— AIM OF THE EXERCISE —
Write the material out again in full, exactly.

Data entries
↓↓↓

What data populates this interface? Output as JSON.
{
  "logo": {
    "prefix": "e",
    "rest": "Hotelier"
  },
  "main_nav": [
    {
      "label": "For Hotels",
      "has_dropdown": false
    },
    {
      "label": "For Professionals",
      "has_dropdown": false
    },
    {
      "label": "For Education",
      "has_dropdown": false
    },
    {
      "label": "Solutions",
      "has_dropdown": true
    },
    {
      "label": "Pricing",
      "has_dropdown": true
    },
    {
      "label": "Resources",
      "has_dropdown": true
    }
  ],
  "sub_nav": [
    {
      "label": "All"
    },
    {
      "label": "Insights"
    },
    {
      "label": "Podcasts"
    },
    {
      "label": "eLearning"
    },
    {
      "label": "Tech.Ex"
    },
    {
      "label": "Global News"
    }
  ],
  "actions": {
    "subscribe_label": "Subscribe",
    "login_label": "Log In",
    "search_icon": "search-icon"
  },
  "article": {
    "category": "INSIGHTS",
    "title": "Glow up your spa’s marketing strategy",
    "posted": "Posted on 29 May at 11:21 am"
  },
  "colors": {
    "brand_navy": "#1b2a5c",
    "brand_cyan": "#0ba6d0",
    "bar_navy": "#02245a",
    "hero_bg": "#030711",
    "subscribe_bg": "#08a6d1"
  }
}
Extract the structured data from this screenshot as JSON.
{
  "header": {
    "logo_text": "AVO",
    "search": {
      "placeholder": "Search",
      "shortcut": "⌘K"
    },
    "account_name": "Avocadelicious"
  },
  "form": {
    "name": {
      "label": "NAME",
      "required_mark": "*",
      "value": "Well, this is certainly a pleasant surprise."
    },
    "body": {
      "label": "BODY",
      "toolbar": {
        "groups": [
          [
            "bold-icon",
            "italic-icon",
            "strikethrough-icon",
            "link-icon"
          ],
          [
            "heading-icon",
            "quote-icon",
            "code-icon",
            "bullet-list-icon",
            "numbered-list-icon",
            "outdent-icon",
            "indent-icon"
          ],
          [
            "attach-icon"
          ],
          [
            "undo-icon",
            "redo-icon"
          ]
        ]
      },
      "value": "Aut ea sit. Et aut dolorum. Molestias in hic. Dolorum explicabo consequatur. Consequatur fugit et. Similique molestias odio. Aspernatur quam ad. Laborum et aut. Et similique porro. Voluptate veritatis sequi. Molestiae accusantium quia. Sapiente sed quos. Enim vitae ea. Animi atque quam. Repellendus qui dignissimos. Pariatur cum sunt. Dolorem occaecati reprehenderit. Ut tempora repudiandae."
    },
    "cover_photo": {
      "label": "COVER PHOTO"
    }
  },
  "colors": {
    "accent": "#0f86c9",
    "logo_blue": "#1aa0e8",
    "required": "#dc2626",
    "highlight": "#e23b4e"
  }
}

↑↑↑

— THE REPLY —
What data populates this interface? Output as JSON.
{
  "logo": {
    "prefix": "e",
    "rest": "Hotelier"
  },
  "main_nav": [
    {
      "label": "For Hotels",
      "has_dropdown": false
    },
    {
      "label": "For Professionals",
      "has_dropdown": false
    },
    {
      "label": "For Education",
      "has_dropdown": false
    },
    {
      "label": "Solutions",
      "has_dropdown": true
    },
    {
      "label": "Pricing",
      "has_dropdown": true
    },
    {
      "label": "Resources",
      "has_dropdown": true
    }
  ],
  "sub_nav": [
    {
      "label": "All"
    },
    {
      "label": "Insights"
    },
    {
      "label": "Podcasts"
    },
    {
      "label": "eLearning"
    },
    {
      "label": "Tech.Ex"
    },
    {
      "label": "Global News"
    }
  ],
  "actions": {
    "subscribe_label": "Subscribe",
    "login_label": "Log In",
    "search_icon": "search-icon"
  },
  "article": {
    "category": "INSIGHTS",
    "title": "Glow up your spa’s marketing strategy",
    "posted": "Posted on 29 May at 11:21 am"
  },
  "colors": {
    "brand_navy": "#1b2a5c",
    "brand_cyan": "#0ba6d0",
    "bar_navy": "#02245a",
    "hero_bg": "#030711",
    "subscribe_bg": "#08a6d1"
  }
}
Extract the structured data from this screenshot as JSON.
{
  "header": {
    "logo_text": "AVO",
    "search": {
      "placeholder": "Search",
      "shortcut": "⌘K"
    },
    "account_name": "Avocadelicious"
  },
  "form": {
    "name": {
      "label": "NAME",
      "required_mark": "*",
      "value": "Well, this is certainly a pleasant surprise."
    },
    "body": {
      "label": "BODY",
      "toolbar": {
        "groups": [
          [
            "bold-icon",
            "italic-icon",
            "strikethrough-icon",
            "link-icon"
          ],
          [
            "heading-icon",
            "quote-icon",
            "code-icon",
            "bullet-list-icon",
            "numbered-list-icon",
            "outdent-icon",
            "indent-icon"
          ],
          [
            "attach-icon"
          ],
          [
            "undo-icon",
            "redo-icon"
          ]
        ]
      },
      "value": "Aut ea sit. Et aut dolorum. Molestias in hic. Dolorum explicabo consequatur. Consequatur fugit et. Similique molestias odio. Aspernatur quam ad. Laborum et aut. Et similique porro. Voluptate veritatis sequi. Molestiae accusantium quia. Sapiente sed quos. Enim vitae ea. Animi atque quam. Repellendus qui dignissimos. Pariatur cum sunt. Dolorem occaecati reprehenderit. Ut tempora repudiandae."
    },
    "cover_photo": {
      "label": "COVER PHOTO"
    }
  },
  "colors": {
    "accent": "#0f86c9",
    "logo_blue": "#1aa0e8",
    "required": "#dc2626",
    "highlight": "#e23b4e"
  }
}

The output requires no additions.